QUOTED TEXT:
◆ ◆ ◆ ◆ ◆ ◆ ◆
Despite Akanoc’s hosting of these websites on its servers, the defendant did not designate a Copyright Agent as required by the Digital Millennium Copyright Act (DMCA) to receive allegations of copyright infringement on its customer websites. This took away any possible DMCA safe-harbor defense that the defendant may have otherwise had for the copyright claims. Additionally, Akanoc did not take active steps to remove infringing material when notified by Louis Vuitton. At best, Akanoc only sent the plaintiff’s copyright allegations to the relevant customers, but took no action if the infringements were not taken down by the website operators.
Akanoc also had no policies or procedures to remove trademark infringements. Although the defendant had the ability to stop a website’s infringing activity and suspend blatant infringers, or disable the IP addresses operating allegedly infringing websites on its servers, Akanoc took no action when informed by the plaintiff that counterfeit Louis Vuitton merchandise was being sold on Akanoc-hosted websites.
◆ ◆ ◆ ◆ ◆ ◆ ◆
DATASET:
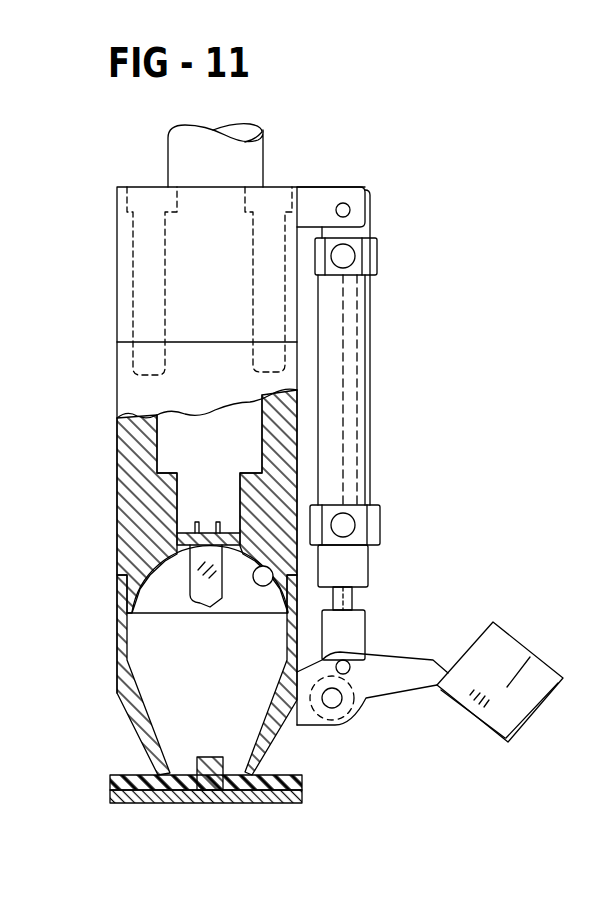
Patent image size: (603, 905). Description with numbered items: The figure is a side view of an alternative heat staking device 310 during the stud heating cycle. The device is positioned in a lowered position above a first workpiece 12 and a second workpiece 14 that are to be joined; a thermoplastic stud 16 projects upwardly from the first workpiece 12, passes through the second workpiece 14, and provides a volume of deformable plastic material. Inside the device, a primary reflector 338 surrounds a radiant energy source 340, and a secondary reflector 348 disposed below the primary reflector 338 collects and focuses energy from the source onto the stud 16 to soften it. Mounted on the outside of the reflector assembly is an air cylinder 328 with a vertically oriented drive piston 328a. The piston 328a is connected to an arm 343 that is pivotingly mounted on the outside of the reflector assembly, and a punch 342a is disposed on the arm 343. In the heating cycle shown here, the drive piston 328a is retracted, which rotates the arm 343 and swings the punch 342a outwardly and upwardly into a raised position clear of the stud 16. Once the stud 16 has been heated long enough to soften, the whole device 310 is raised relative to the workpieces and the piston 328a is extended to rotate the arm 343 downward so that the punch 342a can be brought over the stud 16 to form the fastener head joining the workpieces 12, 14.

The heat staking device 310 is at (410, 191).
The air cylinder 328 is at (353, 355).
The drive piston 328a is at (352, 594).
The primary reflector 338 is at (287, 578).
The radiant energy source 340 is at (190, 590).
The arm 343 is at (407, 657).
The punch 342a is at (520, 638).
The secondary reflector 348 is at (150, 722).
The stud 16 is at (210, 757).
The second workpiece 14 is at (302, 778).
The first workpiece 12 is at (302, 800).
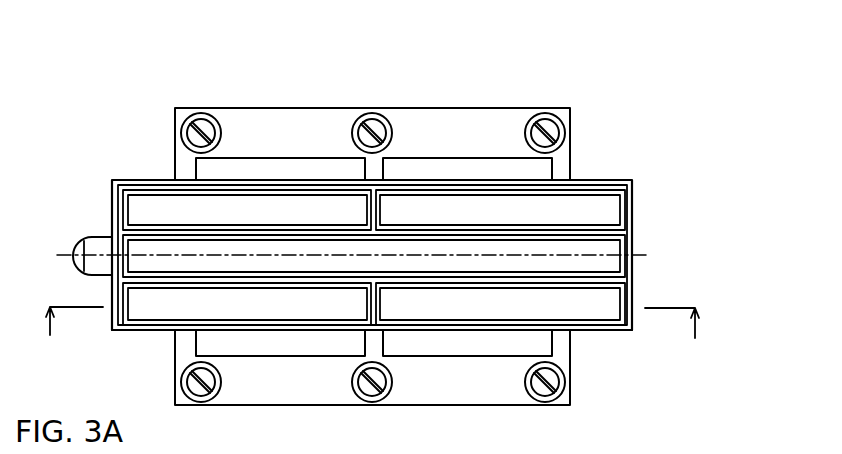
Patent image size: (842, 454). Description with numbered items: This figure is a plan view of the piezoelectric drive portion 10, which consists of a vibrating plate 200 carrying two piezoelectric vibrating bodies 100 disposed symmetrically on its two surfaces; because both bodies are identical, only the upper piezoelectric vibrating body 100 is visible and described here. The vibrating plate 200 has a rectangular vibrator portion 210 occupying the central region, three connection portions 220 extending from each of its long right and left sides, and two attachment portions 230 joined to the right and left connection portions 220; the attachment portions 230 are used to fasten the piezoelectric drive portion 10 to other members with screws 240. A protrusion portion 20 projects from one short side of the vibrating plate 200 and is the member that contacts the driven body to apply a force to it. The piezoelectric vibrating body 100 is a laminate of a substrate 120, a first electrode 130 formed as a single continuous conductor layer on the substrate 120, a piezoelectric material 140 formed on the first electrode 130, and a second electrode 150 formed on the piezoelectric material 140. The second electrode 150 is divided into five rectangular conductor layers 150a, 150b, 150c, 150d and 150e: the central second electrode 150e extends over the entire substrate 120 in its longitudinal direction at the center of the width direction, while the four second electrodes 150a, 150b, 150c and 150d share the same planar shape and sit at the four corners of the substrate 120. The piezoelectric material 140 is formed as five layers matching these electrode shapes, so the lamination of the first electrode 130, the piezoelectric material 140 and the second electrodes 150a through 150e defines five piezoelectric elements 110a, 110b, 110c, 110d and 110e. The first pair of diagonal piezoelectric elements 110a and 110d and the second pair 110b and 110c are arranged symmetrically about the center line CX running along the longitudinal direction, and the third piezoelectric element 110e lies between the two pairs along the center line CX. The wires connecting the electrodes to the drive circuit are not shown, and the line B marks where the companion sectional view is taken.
◆ ◆ ◆ ◆ ◆ ◆ ◆
STATED PROBLEM: Write out everything from "Akanoc also had" down to "on Akanoc-hosted websites." in the Akanoc passage above, switching "counterfeit" to "imitation".

FULL RESPONSE:
Akanoc also had no policies or procedures to remove trademark infringements. Although the defendant had the ability to stop a website’s infringing activity and suspend blatant infringers, or disable the IP addresses operating allegedly infringing websites on its servers, Akanoc took no action when informed by the plaintiff that imitation Louis Vuitton merchandise was being sold on Akanoc-hosted websites.